╭─ Data shown
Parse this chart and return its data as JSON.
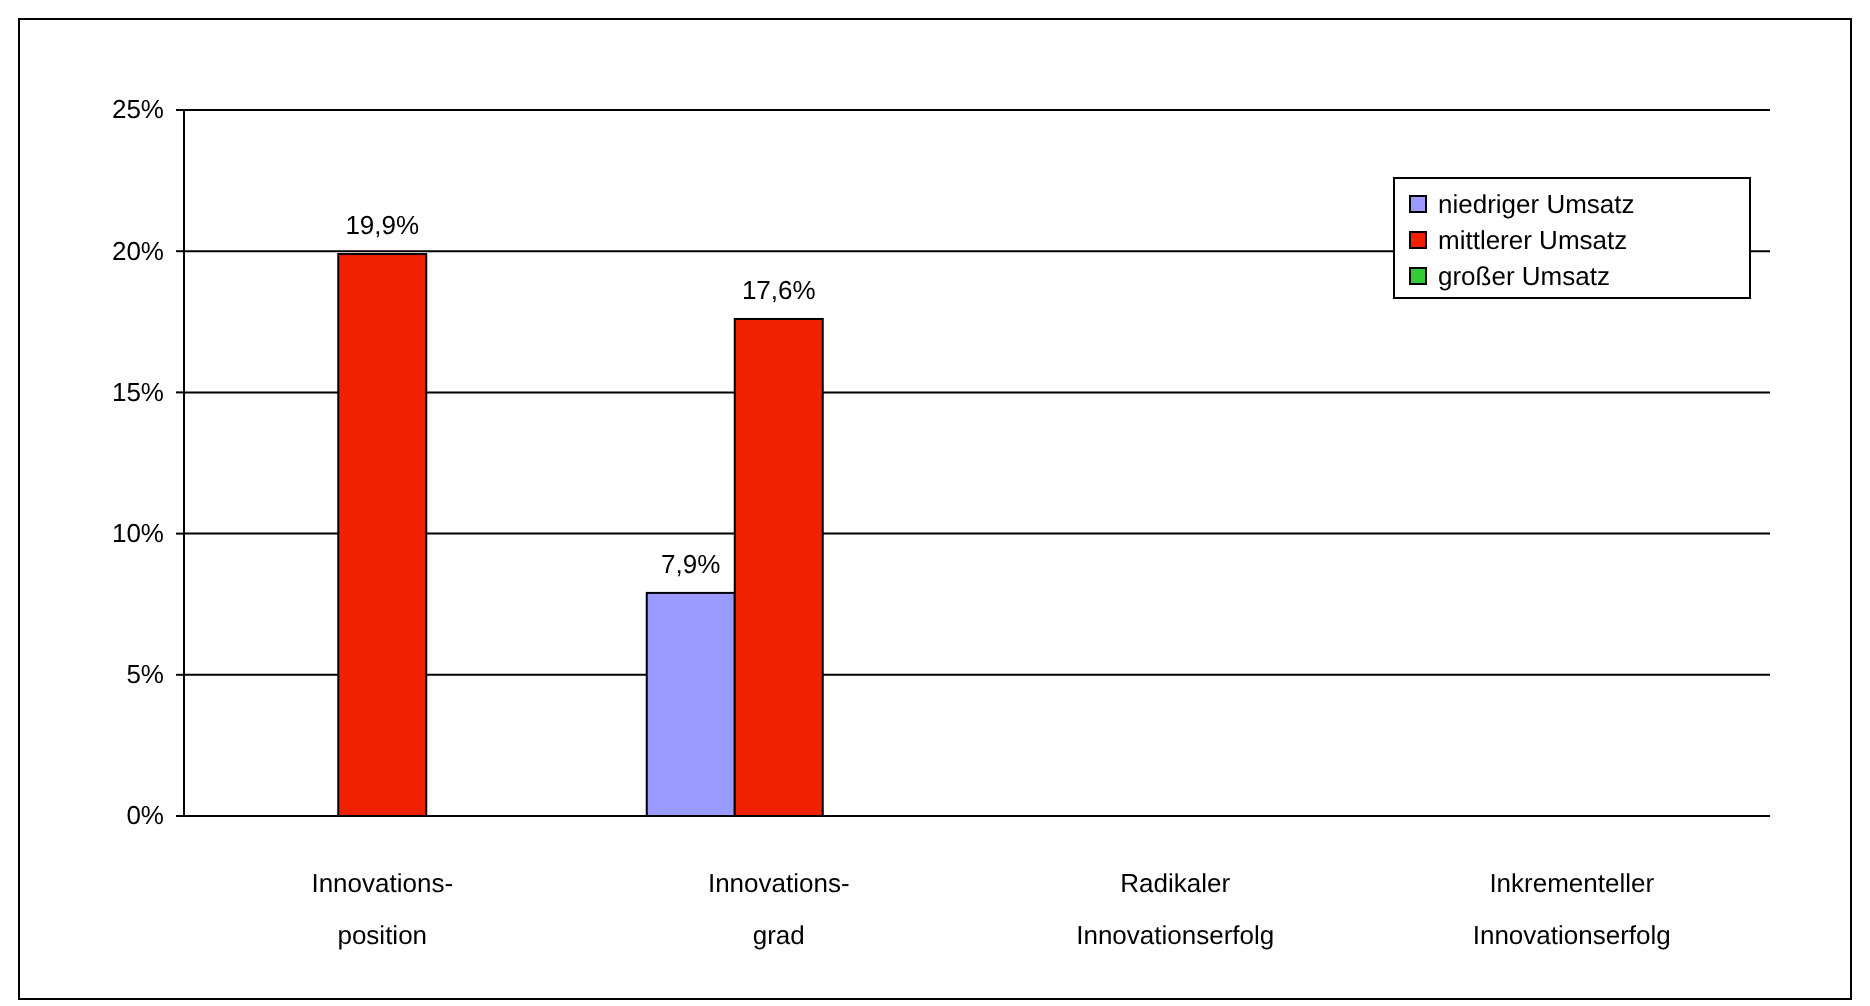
{
  "chart_data": {
    "type": "bar",
    "categories": [
      "Innovations-\nposition",
      "Innovations-\ngrad",
      "Radikaler\nInnovationserfolg",
      "Inkrementeller\nInnovationserfolg"
    ],
    "series": [
      {
        "name": "niedriger Umsatz",
        "color": "#9999ff",
        "values": [
          null,
          7.9,
          null,
          null
        ],
        "value_labels": [
          null,
          "7,9%",
          null,
          null
        ]
      },
      {
        "name": "mittlerer Umsatz",
        "color": "#ee2200",
        "values": [
          19.9,
          17.6,
          null,
          null
        ],
        "value_labels": [
          "19,9%",
          "17,6%",
          null,
          null
        ]
      },
      {
        "name": "großer Umsatz",
        "color": "#33cc33",
        "values": [
          null,
          null,
          null,
          null
        ],
        "value_labels": [
          null,
          null,
          null,
          null
        ]
      }
    ],
    "ylim": [
      0,
      25
    ],
    "yticks": [
      {
        "value": 0,
        "label": "0%"
      },
      {
        "value": 5,
        "label": "5%"
      },
      {
        "value": 10,
        "label": "10%"
      },
      {
        "value": 15,
        "label": "15%"
      },
      {
        "value": 20,
        "label": "20%"
      },
      {
        "value": 25,
        "label": "25%"
      }
    ],
    "grid": "y",
    "legend": "top right"
  }
}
╰─
- **Task brief**
Without including any pictures, reproduce the listing exactly.

- **Solution for this task**
Parse this chart and return its data as JSON.
{
  "chart_data": {
    "type": "bar",
    "categories": [
      "Innovations-\nposition",
      "Innovations-\ngrad",
      "Radikaler\nInnovationserfolg",
      "Inkrementeller\nInnovationserfolg"
    ],
    "series": [
      {
        "name": "niedriger Umsatz",
        "color": "#9999ff",
        "values": [
          null,
          7.9,
          null,
          null
        ],
        "value_labels": [
          null,
          "7,9%",
          null,
          null
        ]
      },
      {
        "name": "mittlerer Umsatz",
        "color": "#ee2200",
        "values": [
          19.9,
          17.6,
          null,
          null
        ],
        "value_labels": [
          "19,9%",
          "17,6%",
          null,
          null
        ]
      },
      {
        "name": "großer Umsatz",
        "color": "#33cc33",
        "values": [
          null,
          null,
          null,
          null
        ],
        "value_labels": [
          null,
          null,
          null,
          null
        ]
      }
    ],
    "ylim": [
      0,
      25
    ],
    "yticks": [
      {
        "value": 0,
        "label": "0%"
      },
      {
        "value": 5,
        "label": "5%"
      },
      {
        "value": 10,
        "label": "10%"
      },
      {
        "value": 15,
        "label": "15%"
      },
      {
        "value": 20,
        "label": "20%"
      },
      {
        "value": 25,
        "label": "25%"
      }
    ],
    "grid": "y",
    "legend": "top right"
  }
}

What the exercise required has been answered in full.